=== PASSAGE FOR REVIEW ===
▼

SUB-HEADING: "Mr. Heuermann is accused of killing Maureen Brainard-Barnes, the last of the so-called Gilgo Four, whose bodies were found along a desolate beach.
GIST: "When Rex Heuermann was arrested and charged in July as the Gilgo Beach serial killer, prosecutors outlined a narrative against him that his defense lawyer, Michael Brown, attacked as cherry-picked and DNA evidence that Mr. Brown derided as shaky.
Mr. Heuermann, 60, had been charged with murdering three of the so-called Gilgo Four, a quartet of women who in 2010 were found bound with burlap, belts and tape on the Long Island oceanfront.
Prosecutors said they were awaiting the DNA testing they needed to charge him in the killing of the fourth woman, Maureen Brainard-Barnes, 25, of Norwich, Conn.
But when those charges finally came on Tuesday, just over six months later, prosecutors used the occasion to deliver their version of a knockout punch in the case.
In addition to charging Mr. Heuermann with second-degree murder in court, they filed an extensive outline of an updated, ratcheted-up case that seemed to stun the normally agile Mr. Brown.
After the hearing, he deflected questions regarding the new evidence, saying that it had only just been divulged to him. He said that his client had “maintained his innocence from Day One” and that he was “looking forward to fighting these charges.”
That fight may have just gotten more difficult. Previously, Mr. Brown had cited weaknesses in the mitochondrial DNA testing method used by investigators to connect stray hairs found on the victims with Mr. Heuermann and his family.
But in court papers filed on Tuesday, prosecutors included details of additional DNA testing that had been conducted, and that establishes the matches with much more certainty than mitochondrial DNA testing.
Mr. Heuermann, who pleaded not guilty to killing Ms. Brainard-Barnes, as he has to all previous charges, was marched into a Suffolk County courtroom Tuesday morning with his hands shackled behind his back. He remained silent and maintained a calm demeanor as the district attorney, Ray Tierney, asked the judge to keep him remanded without bail.
The Gilgo Beach Serial Killings
After a decade-long investigation into multiple murders believed to have been carried out by a serial killer on Long Island, a suspect has been arrested.

▲

=== SOURCE DATA ===
▼

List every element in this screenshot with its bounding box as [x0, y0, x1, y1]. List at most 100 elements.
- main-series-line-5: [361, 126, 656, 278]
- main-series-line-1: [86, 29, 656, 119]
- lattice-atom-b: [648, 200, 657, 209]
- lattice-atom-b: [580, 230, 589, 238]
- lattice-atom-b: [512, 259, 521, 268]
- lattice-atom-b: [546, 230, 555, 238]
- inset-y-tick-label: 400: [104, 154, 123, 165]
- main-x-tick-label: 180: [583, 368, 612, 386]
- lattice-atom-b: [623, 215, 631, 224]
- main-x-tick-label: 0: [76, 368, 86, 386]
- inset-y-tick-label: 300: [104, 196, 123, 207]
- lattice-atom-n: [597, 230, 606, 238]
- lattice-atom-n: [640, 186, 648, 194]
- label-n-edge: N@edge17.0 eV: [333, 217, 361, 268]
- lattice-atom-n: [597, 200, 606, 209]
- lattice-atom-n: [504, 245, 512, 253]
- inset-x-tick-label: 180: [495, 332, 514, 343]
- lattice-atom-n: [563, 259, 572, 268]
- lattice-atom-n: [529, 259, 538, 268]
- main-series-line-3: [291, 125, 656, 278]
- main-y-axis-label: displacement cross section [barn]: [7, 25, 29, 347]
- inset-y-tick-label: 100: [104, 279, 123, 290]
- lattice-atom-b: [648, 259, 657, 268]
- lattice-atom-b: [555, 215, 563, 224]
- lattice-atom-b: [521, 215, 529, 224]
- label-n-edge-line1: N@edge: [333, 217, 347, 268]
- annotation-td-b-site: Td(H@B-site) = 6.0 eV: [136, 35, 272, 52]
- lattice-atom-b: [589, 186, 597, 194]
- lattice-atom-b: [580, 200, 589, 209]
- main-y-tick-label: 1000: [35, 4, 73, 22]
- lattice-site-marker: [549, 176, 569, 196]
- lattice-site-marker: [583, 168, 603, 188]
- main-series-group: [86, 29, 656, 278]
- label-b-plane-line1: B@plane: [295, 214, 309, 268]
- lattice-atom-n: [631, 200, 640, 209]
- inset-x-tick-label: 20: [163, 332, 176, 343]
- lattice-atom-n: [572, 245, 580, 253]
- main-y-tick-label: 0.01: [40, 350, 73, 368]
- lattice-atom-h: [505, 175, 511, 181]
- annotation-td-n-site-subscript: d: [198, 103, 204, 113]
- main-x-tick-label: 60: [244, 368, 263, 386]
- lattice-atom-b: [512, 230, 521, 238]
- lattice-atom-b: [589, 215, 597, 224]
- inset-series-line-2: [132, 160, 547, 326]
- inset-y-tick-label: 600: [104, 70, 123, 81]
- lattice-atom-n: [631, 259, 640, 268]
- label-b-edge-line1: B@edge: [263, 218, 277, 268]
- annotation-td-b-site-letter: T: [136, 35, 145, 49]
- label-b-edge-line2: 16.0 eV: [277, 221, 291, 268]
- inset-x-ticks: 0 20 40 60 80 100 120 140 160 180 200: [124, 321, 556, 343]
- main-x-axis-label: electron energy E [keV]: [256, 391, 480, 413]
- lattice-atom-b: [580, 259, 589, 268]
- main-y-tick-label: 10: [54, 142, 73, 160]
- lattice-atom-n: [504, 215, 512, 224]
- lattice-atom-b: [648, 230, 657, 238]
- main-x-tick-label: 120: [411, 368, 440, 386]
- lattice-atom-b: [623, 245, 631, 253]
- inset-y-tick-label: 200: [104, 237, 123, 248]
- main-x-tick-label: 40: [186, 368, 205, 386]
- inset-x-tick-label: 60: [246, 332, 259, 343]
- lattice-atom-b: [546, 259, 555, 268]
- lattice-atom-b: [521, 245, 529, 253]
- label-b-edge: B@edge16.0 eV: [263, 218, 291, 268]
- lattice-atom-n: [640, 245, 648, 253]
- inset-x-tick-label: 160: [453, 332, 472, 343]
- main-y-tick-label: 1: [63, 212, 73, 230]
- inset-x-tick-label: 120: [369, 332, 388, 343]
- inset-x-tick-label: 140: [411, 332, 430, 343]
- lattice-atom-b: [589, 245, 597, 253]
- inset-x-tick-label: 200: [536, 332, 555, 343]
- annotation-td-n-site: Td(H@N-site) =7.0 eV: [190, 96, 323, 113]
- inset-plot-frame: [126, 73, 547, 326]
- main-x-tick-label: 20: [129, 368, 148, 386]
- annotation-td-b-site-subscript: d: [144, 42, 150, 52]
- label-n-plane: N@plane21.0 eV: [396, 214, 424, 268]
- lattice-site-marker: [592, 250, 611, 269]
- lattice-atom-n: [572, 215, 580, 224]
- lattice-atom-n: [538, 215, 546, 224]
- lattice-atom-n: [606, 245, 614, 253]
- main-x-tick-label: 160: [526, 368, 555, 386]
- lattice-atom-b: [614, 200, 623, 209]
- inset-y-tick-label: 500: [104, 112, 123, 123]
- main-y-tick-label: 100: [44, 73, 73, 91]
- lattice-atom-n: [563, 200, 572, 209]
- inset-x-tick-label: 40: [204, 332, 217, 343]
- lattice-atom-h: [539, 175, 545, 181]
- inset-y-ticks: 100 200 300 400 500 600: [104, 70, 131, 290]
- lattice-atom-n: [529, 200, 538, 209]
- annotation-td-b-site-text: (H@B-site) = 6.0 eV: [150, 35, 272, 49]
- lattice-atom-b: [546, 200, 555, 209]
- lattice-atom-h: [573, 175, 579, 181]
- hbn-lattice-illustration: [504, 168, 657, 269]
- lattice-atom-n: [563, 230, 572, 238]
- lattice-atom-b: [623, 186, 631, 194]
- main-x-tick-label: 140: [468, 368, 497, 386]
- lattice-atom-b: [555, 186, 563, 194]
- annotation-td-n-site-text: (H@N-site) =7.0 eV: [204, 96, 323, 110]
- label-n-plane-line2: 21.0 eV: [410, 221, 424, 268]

▲

=== WHAT YOU ARE ASKED TO DO ===
In the article on the Gilgo Beach killings, what was Maureen Brainard-Barnes's hometown?

=== PROBLEM SOLUTION ===
Norwich, Conn.